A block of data

= = =

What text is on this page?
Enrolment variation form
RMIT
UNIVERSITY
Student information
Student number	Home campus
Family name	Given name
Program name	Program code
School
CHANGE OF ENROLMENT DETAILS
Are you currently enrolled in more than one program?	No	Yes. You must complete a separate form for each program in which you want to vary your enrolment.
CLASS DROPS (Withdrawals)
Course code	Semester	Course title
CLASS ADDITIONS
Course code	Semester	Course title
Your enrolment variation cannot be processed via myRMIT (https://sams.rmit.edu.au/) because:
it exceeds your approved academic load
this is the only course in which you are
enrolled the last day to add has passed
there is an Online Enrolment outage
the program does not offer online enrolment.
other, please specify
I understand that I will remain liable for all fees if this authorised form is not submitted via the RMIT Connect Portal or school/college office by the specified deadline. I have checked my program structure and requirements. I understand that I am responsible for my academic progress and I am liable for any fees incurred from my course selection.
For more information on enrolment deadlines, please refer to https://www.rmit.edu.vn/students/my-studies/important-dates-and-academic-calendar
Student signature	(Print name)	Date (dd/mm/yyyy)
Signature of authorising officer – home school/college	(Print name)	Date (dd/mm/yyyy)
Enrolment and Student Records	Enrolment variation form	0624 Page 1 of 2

= = =

#### THE PROBLEM:
From the data above, work out how many lines contain the string "please" and reply with only the number.

#### RESULT:
2